**Objective:**
Reproduce each of the following entries verbatim, line for line.

--- start Extracted entries ---

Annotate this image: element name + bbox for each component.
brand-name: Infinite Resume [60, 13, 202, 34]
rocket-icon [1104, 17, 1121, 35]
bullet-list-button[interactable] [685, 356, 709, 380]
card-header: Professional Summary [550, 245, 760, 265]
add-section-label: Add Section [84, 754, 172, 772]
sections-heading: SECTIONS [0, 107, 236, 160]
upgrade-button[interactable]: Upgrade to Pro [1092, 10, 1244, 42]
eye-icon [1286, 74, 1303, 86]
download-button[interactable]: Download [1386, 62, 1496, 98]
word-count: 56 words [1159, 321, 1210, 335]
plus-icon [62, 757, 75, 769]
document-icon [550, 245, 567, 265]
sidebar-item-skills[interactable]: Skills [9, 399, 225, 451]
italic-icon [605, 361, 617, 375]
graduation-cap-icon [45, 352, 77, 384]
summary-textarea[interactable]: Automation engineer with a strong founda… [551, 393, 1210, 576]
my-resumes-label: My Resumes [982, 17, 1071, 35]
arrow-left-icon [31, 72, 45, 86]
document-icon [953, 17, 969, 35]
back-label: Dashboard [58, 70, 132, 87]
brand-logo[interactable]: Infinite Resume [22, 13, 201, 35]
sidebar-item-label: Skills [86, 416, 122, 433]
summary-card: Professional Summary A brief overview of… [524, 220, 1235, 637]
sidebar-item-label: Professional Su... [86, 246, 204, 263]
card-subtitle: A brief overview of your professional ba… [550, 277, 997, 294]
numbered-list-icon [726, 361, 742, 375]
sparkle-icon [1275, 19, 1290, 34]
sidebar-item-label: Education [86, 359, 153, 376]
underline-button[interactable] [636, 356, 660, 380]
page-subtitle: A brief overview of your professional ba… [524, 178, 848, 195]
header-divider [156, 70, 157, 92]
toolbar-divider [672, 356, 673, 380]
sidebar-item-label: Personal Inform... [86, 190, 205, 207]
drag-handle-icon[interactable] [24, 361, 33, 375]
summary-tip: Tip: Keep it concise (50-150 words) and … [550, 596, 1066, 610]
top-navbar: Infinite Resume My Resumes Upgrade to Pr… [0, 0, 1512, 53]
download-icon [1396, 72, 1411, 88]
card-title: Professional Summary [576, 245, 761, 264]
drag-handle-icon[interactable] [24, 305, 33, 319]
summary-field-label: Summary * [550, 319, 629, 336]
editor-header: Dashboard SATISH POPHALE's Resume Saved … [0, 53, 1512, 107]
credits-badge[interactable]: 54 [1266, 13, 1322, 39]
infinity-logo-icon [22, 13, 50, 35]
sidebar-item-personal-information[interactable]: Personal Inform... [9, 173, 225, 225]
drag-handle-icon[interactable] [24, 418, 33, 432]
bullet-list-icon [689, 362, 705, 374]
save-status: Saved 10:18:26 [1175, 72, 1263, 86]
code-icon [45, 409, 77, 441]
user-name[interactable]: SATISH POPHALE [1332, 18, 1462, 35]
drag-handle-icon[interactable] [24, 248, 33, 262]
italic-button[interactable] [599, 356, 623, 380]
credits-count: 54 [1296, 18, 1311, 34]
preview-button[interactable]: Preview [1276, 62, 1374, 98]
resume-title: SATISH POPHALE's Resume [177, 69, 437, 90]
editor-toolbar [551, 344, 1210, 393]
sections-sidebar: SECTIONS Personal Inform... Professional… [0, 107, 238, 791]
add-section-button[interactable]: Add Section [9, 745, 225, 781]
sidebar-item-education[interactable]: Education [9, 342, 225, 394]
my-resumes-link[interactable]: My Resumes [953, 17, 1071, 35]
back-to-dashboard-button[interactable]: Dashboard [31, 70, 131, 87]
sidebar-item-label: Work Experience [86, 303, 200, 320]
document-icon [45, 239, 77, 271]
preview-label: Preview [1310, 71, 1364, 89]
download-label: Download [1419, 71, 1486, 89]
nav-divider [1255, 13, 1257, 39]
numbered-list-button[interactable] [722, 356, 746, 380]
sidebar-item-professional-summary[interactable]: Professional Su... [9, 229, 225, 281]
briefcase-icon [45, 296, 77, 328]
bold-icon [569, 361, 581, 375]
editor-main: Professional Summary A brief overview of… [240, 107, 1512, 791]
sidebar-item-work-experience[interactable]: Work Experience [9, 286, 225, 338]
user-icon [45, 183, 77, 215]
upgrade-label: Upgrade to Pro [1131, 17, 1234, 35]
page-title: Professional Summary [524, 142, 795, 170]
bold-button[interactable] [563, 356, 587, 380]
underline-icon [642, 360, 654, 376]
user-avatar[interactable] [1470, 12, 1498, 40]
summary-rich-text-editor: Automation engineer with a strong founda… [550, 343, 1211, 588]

--- end Extracted entries ---

**The answer:**
Annotate this image: element name + bbox for each component.
brand-name: Infinite Resume [60, 13, 202, 34]
rocket-icon [1104, 17, 1121, 35]
bullet-list-button[interactable] [685, 356, 709, 380]
card-header: Professional Summary [550, 245, 760, 265]
add-section-label: Add Section [84, 754, 172, 772]
sections-heading: SECTIONS [0, 107, 236, 160]
upgrade-button[interactable]: Upgrade to Pro [1092, 10, 1244, 42]
eye-icon [1286, 74, 1303, 86]
download-button[interactable]: Download [1386, 62, 1496, 98]
word-count: 56 words [1159, 321, 1210, 335]
plus-icon [62, 757, 75, 769]
document-icon [550, 245, 567, 265]
sidebar-item-skills[interactable]: Skills [9, 399, 225, 451]
italic-icon [605, 361, 617, 375]
graduation-cap-icon [45, 352, 77, 384]
summary-textarea[interactable]: Automation engineer with a strong founda… [551, 393, 1210, 576]
my-resumes-label: My Resumes [982, 17, 1071, 35]
arrow-left-icon [31, 72, 45, 86]
document-icon [953, 17, 969, 35]
back-label: Dashboard [58, 70, 132, 87]
brand-logo[interactable]: Infinite Resume [22, 13, 201, 35]
sidebar-item-label: Skills [86, 416, 122, 433]
summary-card: Professional Summary A brief overview of… [524, 220, 1235, 637]
sidebar-item-label: Professional Su... [86, 246, 204, 263]
card-subtitle: A brief overview of your professional ba… [550, 277, 997, 294]
numbered-list-icon [726, 361, 742, 375]
sparkle-icon [1275, 19, 1290, 34]
sidebar-item-label: Education [86, 359, 153, 376]
underline-button[interactable] [636, 356, 660, 380]
page-subtitle: A brief overview of your professional ba… [524, 178, 848, 195]
header-divider [156, 70, 157, 92]
toolbar-divider [672, 356, 673, 380]
sidebar-item-label: Personal Inform... [86, 190, 205, 207]
drag-handle-icon[interactable] [24, 361, 33, 375]
summary-tip: Tip: Keep it concise (50-150 words) and … [550, 596, 1066, 610]
top-navbar: Infinite Resume My Resumes Upgrade to Pr… [0, 0, 1512, 53]
download-icon [1396, 72, 1411, 88]
card-title: Professional Summary [576, 245, 761, 264]
drag-handle-icon[interactable] [24, 305, 33, 319]
summary-field-label: Summary * [550, 319, 629, 336]
editor-header: Dashboard SATISH POPHALE's Resume Saved … [0, 53, 1512, 107]
credits-badge[interactable]: 54 [1266, 13, 1322, 39]
infinity-logo-icon [22, 13, 50, 35]
sidebar-item-personal-information[interactable]: Personal Inform... [9, 173, 225, 225]
drag-handle-icon[interactable] [24, 418, 33, 432]
bullet-list-icon [689, 362, 705, 374]
save-status: Saved 10:18:26 [1175, 72, 1263, 86]
code-icon [45, 409, 77, 441]
user-name[interactable]: SATISH POPHALE [1332, 18, 1462, 35]
drag-handle-icon[interactable] [24, 248, 33, 262]
italic-button[interactable] [599, 356, 623, 380]
credits-count: 54 [1296, 18, 1311, 34]
preview-button[interactable]: Preview [1276, 62, 1374, 98]
resume-title: SATISH POPHALE's Resume [177, 69, 437, 90]
editor-toolbar [551, 344, 1210, 393]
sections-sidebar: SECTIONS Personal Inform... Professional… [0, 107, 238, 791]
add-section-button[interactable]: Add Section [9, 745, 225, 781]
sidebar-item-education[interactable]: Education [9, 342, 225, 394]
my-resumes-link[interactable]: My Resumes [953, 17, 1071, 35]
back-to-dashboard-button[interactable]: Dashboard [31, 70, 131, 87]
sidebar-item-label: Work Experience [86, 303, 200, 320]
document-icon [45, 239, 77, 271]
preview-label: Preview [1310, 71, 1364, 89]
download-label: Download [1419, 71, 1486, 89]
nav-divider [1255, 13, 1257, 39]
numbered-list-button[interactable] [722, 356, 746, 380]
sidebar-item-professional-summary[interactable]: Professional Su... [9, 229, 225, 281]
briefcase-icon [45, 296, 77, 328]
bold-icon [569, 361, 581, 375]
editor-main: Professional Summary A brief overview of… [240, 107, 1512, 791]
sidebar-item-work-experience[interactable]: Work Experience [9, 286, 225, 338]
user-icon [45, 183, 77, 215]
upgrade-label: Upgrade to Pro [1131, 17, 1234, 35]
page-title: Professional Summary [524, 142, 795, 170]
bold-button[interactable] [563, 356, 587, 380]
underline-icon [642, 360, 654, 376]
user-avatar[interactable] [1470, 12, 1498, 40]
summary-rich-text-editor: Automation engineer with a strong founda… [550, 343, 1211, 588]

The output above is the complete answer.